LISTED RECORDS:
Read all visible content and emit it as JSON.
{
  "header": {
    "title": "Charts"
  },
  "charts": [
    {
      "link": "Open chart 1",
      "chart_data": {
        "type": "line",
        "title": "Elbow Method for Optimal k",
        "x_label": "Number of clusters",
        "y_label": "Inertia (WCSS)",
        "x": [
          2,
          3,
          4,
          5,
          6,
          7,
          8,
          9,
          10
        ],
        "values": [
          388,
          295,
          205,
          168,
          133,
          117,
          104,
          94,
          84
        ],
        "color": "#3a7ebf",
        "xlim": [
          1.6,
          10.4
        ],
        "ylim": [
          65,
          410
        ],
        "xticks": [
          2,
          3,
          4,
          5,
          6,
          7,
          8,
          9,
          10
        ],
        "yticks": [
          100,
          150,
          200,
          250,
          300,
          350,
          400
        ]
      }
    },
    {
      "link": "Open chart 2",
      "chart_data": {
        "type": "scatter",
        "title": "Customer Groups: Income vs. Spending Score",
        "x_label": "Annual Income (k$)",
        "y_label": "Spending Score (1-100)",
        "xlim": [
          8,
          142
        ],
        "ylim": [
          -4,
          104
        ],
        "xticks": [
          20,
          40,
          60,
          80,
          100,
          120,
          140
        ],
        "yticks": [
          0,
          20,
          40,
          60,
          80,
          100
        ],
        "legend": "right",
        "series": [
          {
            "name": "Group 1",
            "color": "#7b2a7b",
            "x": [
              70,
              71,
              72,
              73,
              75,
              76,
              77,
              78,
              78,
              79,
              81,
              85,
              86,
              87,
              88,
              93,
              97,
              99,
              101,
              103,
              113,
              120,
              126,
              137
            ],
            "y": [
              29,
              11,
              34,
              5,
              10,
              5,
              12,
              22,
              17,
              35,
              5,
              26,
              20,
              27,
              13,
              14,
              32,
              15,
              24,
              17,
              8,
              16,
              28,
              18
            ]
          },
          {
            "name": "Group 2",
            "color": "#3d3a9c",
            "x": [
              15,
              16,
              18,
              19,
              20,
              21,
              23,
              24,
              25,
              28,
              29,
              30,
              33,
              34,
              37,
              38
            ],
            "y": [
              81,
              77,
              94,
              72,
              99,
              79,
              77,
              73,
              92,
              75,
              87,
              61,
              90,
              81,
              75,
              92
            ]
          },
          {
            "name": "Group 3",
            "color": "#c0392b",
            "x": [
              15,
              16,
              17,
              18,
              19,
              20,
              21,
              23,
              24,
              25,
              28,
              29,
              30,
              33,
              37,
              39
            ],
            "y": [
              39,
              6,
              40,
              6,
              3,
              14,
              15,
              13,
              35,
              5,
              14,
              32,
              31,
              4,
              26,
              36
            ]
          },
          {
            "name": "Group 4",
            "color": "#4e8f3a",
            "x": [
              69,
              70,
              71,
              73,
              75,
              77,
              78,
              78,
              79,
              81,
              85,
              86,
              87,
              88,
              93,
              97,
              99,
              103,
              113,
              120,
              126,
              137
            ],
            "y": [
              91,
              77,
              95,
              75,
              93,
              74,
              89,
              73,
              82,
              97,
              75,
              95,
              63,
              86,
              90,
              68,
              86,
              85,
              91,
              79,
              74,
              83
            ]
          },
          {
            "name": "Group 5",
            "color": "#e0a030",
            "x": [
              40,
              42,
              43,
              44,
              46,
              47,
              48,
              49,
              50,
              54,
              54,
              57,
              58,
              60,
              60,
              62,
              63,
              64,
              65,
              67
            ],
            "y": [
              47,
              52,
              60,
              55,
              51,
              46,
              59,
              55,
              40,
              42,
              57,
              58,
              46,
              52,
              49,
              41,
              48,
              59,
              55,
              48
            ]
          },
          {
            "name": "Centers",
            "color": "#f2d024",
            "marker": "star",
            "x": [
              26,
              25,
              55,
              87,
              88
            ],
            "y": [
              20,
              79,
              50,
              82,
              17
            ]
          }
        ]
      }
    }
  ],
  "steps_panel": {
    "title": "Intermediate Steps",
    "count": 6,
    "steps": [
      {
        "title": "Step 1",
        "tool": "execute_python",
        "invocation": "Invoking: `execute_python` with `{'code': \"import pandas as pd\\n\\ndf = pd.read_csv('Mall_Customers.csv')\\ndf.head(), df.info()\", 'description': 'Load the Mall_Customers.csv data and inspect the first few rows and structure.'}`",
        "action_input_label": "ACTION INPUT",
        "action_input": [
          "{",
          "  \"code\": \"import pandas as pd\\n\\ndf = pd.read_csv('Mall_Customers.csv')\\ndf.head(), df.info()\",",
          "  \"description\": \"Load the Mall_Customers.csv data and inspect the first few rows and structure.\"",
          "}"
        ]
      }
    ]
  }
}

* * *

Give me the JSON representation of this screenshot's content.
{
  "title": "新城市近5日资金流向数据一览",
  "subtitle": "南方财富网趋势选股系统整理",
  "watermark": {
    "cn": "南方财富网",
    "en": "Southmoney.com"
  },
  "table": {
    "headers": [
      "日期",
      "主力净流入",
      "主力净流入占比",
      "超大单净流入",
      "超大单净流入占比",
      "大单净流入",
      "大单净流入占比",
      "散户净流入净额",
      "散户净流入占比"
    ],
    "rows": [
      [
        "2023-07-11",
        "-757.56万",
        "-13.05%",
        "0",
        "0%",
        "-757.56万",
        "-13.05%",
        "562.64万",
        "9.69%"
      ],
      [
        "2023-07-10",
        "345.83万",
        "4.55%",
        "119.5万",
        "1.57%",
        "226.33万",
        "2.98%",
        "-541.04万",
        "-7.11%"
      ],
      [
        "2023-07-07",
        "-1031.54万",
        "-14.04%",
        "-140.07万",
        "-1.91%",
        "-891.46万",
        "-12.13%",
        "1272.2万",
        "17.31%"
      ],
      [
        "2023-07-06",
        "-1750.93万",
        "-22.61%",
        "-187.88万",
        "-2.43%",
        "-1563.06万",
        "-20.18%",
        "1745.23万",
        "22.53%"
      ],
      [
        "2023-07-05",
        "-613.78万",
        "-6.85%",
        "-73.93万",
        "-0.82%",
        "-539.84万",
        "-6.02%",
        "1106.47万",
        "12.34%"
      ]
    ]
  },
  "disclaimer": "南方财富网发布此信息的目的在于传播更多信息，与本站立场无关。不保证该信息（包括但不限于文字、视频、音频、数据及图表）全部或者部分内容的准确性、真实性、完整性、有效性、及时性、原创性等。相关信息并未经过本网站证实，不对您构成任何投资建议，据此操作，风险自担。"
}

TASK INSTRUCTIONS: From the entries above, copy every line where the word "pandas" shows up.

THE ANSWER:
        "invocation": "Invoking: `execute_python` with `{'code': \"import pandas as pd\\n\\ndf = pd.read_csv('Mall_Customers.csv')\\ndf.head(), df.info()\", 'description': 'Load the Mall_Customers.csv data and inspect the first few rows and structure.'}`",
          "  \"code\": \"import pandas as pd\\n\\ndf = pd.read_csv('Mall_Customers.csv')\\ndf.head(), df.info()\",",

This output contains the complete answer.